■ **INPUT DATA**:
++++++++++

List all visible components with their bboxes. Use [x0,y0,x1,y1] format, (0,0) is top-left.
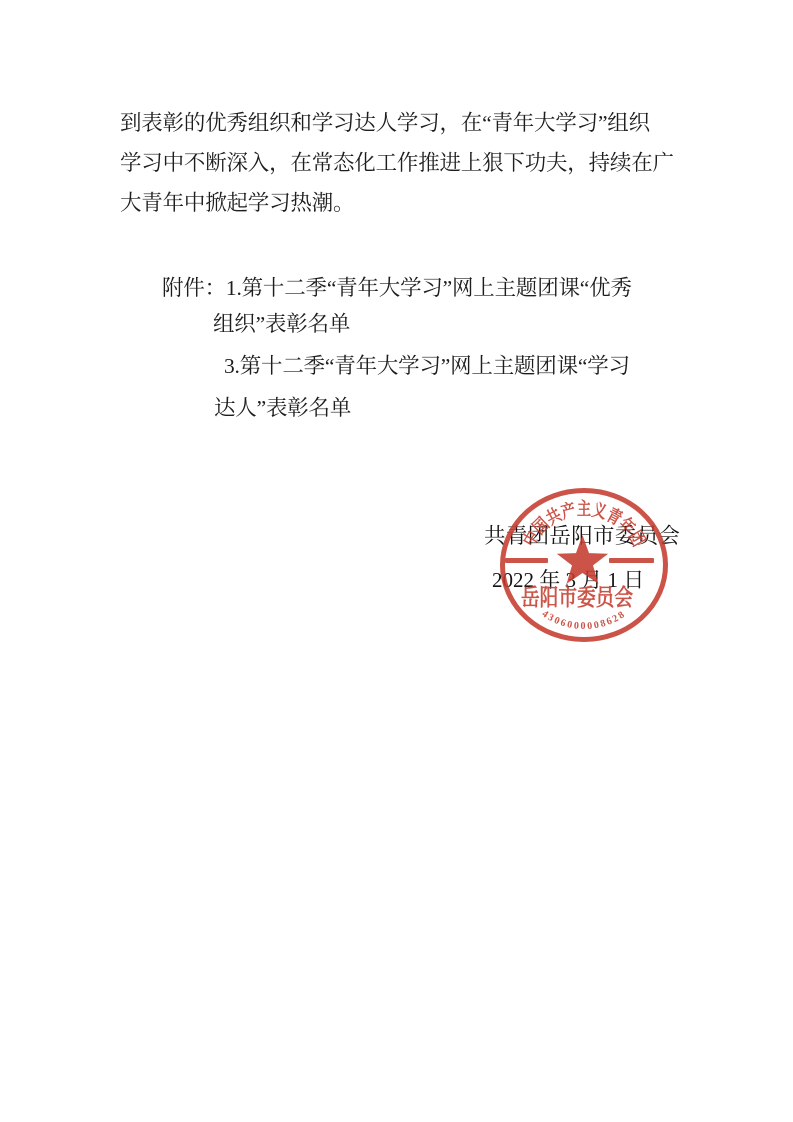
seal-left-bar [505,558,548,563]
attachment-line: 附件：1.第十二季“青年大学习”网上主题团课“优秀 [162,274,632,302]
attachment-line: 达人”表彰名单 [214,394,351,422]
body-paragraph-line: 学习中不断深​入，在常态化工作推进上狠下功夫，持续在广 [120,149,674,177]
seal-bottom-text: 岳阳市委员会 [521,584,633,610]
body-paragraph-line: 到表彰的优秀组织和学习达人学习，在“青年大学习”组织 [120,109,650,137]
seal-right-bar [609,558,654,563]
document-page: 到表彰的优秀组织和学习达人学习，在“青年大学习”组织 学习中不断深​入，在常态化… [0,0,793,1122]
official-seal: 中国共产主义青年团 岳阳市委员会 4306000008628 [489,475,679,655]
attachment-line: 组织”表彰名单 [213,310,350,338]
star-icon [557,535,608,584]
seal-serial-number: 4306000008628 [540,608,628,632]
attachment-line: 3.第十二季“青年大学习”网上主题团课“学习 [224,352,630,380]
body-paragraph-line: 大青年中掀起学习热潮。 [120,189,354,217]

++++++++++

■ **REQUIRED WORK**: Present the lines from the one containing "seal-left-bar [505,558,548,563]" through the end of the items as a Markdown table with the columns No. and Entry. Number each row, and leave out any blank lines.

■ **CORRECT RESULT**:
| No. | Entry |
|---|---|
| 1 | seal-left-bar [505,558,548,563] |
| 2 | attachment-line: 附件：1.第十二季“青年大学习”网上主题团课“优秀 [162,274,632,302] |
| 3 | attachment-line: 达人”表彰名单 [214,394,351,422] |
| 4 | body-paragraph-line: 学习中不断深​入，在常态化工作推进上狠下功夫，持续在广 [120,149,674,177] |
| 5 | seal-bottom-text: 岳阳市委员会 [521,584,633,610] |
| 6 | body-paragraph-line: 到表彰的优秀组织和学习达人学习，在“青年大学习”组织 [120,109,650,137] |
| 7 | seal-right-bar [609,558,654,563] |
| 8 | document-page: 到表彰的优秀组织和学习达人学习，在“青年大学习”组织 学习中不断深​入，在常态化… [0,0,793,1122] |
| 9 | official-seal: 中国共产主义青年团 岳阳市委员会 4306000008628 [489,475,679,655] |
| 10 | attachment-line: 组织”表彰名单 [213,310,350,338] |
| 11 | star-icon [557,535,608,584] |
| 12 | seal-serial-number: 4306000008628 [540,608,628,632] |
| 13 | attachment-line: 3.第十二季“青年大学习”网上主题团课“学习 [224,352,630,380] |
| 14 | body-paragraph-line: 大青年中掀起学习热潮。 [120,189,354,217] |